**What to work on:** Copy each line below that contains "JSON".

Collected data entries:
--------

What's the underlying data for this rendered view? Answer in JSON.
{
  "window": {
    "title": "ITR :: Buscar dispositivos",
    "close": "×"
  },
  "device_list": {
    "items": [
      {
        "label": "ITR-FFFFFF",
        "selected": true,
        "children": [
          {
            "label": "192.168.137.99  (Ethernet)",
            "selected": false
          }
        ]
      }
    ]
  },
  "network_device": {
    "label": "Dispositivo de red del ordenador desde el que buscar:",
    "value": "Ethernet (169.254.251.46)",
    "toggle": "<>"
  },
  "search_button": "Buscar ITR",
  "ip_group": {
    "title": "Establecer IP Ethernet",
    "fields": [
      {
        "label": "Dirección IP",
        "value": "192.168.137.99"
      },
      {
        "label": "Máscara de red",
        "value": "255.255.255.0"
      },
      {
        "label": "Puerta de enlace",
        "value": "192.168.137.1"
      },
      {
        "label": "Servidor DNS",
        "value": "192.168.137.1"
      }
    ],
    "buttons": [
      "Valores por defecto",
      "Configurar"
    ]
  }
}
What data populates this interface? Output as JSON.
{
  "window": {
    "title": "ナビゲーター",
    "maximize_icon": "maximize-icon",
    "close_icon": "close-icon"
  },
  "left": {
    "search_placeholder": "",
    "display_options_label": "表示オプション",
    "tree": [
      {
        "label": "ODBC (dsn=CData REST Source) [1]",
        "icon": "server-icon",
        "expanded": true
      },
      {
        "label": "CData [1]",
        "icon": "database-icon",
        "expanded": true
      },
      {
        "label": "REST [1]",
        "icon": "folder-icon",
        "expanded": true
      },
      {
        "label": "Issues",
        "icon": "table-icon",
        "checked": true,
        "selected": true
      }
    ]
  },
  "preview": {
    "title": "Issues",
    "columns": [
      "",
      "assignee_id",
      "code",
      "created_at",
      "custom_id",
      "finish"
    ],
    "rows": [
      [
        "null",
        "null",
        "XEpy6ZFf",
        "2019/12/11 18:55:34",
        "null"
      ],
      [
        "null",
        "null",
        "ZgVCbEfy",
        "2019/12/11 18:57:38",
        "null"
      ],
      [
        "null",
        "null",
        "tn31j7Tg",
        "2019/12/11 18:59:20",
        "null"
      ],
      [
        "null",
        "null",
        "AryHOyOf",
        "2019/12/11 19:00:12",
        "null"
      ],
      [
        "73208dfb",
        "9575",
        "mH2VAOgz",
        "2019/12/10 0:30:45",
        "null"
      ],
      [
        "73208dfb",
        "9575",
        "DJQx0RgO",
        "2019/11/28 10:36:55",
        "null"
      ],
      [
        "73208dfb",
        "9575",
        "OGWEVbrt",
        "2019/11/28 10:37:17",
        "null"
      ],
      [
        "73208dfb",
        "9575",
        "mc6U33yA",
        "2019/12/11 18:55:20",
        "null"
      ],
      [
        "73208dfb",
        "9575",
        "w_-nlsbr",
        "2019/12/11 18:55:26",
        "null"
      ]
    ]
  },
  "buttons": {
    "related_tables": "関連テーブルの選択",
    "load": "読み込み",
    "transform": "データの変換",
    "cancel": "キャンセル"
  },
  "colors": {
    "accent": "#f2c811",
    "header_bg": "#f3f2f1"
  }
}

--------

**Solution for this problem:**
What's the underlying data for this rendered view? Answer in JSON.
What data populates this interface? Output as JSON.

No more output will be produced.